Please list all lines of the material below in which the string "level" occurs.

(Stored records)
▬▬▬▬▬▬▬▬▬▬

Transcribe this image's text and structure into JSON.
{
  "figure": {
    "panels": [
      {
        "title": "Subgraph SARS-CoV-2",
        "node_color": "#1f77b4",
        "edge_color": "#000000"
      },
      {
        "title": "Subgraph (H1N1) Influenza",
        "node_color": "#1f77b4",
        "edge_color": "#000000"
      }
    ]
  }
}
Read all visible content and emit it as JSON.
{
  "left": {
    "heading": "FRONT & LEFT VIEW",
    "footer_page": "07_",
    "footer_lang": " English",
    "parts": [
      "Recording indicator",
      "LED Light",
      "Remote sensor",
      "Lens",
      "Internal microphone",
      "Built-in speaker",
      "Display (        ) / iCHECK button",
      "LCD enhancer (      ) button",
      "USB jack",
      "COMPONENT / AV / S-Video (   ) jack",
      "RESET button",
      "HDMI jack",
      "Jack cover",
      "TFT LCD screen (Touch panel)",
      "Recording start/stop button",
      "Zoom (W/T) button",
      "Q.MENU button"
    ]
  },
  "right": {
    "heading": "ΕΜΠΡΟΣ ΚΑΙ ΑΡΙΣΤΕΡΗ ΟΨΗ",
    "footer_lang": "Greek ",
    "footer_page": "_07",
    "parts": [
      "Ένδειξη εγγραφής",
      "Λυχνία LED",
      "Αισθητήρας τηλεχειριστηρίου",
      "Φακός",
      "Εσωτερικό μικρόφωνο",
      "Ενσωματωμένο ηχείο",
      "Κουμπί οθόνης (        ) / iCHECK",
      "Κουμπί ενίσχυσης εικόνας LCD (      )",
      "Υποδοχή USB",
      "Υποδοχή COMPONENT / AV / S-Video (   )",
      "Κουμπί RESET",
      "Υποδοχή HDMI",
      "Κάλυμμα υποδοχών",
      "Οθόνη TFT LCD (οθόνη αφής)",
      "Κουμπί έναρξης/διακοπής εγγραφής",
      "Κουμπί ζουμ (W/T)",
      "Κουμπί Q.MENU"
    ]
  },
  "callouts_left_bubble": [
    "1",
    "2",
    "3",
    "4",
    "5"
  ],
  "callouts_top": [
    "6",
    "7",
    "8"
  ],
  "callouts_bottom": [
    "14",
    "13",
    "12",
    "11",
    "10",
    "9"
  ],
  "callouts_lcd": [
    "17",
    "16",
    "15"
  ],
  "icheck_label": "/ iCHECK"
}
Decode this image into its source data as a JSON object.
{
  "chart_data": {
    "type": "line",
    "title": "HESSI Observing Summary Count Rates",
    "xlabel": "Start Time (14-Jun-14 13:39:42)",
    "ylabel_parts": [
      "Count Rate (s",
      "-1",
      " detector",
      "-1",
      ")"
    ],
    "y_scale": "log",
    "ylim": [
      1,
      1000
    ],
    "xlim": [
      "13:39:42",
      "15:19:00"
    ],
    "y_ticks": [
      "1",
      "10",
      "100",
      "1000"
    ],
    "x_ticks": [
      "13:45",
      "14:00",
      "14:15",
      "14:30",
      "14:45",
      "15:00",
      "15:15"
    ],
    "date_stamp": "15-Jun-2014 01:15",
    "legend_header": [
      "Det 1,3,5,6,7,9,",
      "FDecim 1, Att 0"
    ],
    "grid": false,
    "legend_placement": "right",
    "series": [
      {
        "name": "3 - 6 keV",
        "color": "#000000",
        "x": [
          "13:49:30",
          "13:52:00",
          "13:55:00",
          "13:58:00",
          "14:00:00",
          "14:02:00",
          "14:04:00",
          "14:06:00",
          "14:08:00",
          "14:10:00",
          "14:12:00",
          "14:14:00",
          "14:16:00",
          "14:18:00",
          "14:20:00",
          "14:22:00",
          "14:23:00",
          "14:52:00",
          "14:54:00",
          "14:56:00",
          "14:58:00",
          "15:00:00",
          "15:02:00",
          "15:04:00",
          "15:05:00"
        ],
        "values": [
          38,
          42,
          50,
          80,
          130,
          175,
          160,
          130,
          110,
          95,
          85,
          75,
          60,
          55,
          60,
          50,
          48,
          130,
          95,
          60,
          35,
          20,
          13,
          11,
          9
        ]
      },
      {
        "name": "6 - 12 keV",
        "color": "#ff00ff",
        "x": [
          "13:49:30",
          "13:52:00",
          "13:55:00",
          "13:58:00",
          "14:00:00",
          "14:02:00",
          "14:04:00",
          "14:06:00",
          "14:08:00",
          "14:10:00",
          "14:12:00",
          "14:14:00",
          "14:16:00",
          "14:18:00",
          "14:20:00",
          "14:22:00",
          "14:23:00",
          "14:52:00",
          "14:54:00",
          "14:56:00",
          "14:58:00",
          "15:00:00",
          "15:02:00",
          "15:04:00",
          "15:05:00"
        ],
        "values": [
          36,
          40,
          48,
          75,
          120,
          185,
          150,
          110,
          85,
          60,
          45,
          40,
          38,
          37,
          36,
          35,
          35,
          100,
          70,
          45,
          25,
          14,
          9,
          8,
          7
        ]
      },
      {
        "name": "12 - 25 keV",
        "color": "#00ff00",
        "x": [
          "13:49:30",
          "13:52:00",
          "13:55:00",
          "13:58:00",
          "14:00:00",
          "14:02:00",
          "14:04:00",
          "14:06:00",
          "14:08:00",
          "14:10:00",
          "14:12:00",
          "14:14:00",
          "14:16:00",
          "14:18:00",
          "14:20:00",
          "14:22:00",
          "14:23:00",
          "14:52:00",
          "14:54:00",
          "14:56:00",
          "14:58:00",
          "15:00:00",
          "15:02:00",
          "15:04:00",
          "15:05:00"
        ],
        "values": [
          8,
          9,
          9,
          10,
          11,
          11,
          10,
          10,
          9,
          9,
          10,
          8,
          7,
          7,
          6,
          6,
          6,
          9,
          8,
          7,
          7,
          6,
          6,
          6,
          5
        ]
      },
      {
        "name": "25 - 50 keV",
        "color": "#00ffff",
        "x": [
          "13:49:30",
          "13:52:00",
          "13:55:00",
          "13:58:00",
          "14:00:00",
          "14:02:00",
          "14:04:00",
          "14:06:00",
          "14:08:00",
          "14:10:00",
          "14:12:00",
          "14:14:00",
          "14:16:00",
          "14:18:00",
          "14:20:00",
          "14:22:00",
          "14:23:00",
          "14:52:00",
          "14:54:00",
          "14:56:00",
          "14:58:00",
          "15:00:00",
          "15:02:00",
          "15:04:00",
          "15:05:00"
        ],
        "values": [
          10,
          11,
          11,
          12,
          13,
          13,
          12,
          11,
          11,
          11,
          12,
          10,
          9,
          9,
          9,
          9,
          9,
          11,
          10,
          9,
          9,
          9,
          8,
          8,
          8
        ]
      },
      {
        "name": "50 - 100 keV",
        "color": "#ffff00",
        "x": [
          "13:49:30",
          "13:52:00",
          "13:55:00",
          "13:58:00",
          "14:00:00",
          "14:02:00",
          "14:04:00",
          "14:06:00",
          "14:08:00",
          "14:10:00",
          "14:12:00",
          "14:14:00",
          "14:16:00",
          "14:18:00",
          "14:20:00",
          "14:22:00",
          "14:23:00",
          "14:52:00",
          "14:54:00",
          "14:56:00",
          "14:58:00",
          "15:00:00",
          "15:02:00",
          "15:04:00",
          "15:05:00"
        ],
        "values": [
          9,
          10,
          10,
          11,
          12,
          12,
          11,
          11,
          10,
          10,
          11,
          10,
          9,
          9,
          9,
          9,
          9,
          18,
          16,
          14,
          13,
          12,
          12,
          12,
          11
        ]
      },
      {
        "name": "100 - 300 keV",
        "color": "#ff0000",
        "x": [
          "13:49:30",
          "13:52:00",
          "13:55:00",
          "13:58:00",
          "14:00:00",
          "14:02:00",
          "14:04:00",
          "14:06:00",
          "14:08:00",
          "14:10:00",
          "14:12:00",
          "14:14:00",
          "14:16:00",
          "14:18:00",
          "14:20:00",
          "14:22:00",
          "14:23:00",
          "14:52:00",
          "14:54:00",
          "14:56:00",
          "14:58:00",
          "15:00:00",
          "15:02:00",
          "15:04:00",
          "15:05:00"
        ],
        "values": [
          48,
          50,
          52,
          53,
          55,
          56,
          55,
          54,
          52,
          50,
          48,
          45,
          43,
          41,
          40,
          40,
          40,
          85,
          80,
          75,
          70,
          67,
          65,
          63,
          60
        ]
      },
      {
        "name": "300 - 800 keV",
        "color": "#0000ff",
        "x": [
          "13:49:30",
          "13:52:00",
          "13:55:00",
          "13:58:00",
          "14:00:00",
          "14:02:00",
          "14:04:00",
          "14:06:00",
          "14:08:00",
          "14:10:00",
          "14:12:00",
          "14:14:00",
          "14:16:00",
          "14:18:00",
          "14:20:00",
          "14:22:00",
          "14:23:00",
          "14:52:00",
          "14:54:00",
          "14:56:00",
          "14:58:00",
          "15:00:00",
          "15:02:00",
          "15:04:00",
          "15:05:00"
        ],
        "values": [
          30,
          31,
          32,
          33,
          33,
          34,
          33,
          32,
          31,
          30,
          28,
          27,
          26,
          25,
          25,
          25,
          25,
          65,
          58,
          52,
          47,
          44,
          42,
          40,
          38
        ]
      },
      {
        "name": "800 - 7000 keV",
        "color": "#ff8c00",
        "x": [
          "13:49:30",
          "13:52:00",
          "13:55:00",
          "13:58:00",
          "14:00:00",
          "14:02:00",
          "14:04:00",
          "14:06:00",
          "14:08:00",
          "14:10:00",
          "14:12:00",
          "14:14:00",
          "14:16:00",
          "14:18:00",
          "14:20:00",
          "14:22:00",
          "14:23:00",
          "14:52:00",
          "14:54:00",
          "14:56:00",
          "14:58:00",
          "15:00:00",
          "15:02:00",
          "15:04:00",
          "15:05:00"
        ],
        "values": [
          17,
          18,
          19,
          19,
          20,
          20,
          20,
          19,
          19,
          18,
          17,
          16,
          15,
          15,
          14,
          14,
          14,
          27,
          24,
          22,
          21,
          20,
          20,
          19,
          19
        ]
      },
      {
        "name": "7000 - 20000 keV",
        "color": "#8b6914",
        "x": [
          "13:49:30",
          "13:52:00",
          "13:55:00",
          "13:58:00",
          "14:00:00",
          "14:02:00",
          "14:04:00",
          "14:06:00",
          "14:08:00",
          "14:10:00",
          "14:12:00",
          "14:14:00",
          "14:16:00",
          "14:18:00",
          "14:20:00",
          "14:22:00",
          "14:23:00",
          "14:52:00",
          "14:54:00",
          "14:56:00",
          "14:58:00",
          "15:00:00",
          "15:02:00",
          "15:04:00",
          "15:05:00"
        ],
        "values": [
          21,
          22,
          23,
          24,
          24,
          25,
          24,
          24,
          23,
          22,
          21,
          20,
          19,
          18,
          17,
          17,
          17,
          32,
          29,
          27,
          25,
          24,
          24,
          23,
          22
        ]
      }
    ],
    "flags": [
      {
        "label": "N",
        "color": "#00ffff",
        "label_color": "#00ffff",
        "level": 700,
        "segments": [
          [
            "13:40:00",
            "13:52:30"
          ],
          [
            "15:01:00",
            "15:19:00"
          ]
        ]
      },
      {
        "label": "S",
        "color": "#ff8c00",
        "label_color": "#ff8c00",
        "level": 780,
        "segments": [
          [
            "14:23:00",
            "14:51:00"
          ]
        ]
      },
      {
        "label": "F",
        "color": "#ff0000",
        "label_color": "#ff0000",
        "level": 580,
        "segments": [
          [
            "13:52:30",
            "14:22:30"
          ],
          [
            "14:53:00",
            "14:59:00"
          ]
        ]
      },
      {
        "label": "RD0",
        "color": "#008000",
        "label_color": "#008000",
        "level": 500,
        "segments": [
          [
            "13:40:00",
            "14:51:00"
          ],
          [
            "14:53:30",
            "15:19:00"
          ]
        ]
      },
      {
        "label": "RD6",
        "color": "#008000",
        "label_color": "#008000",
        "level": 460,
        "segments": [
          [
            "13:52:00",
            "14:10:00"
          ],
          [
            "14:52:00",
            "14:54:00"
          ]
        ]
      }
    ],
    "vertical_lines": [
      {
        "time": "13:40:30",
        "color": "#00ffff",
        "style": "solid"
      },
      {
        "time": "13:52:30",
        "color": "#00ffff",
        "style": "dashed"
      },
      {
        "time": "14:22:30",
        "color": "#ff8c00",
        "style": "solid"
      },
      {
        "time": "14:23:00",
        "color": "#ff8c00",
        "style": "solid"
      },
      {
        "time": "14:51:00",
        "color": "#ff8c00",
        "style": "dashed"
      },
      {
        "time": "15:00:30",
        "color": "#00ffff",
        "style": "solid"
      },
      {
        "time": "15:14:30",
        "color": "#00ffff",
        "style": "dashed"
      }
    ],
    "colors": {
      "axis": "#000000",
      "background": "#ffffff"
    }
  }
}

▬▬▬▬▬▬▬▬▬▬

* Task response
        "level": 700,
        "level": 780,
        "level": 580,
        "level": 500,
        "level": 460,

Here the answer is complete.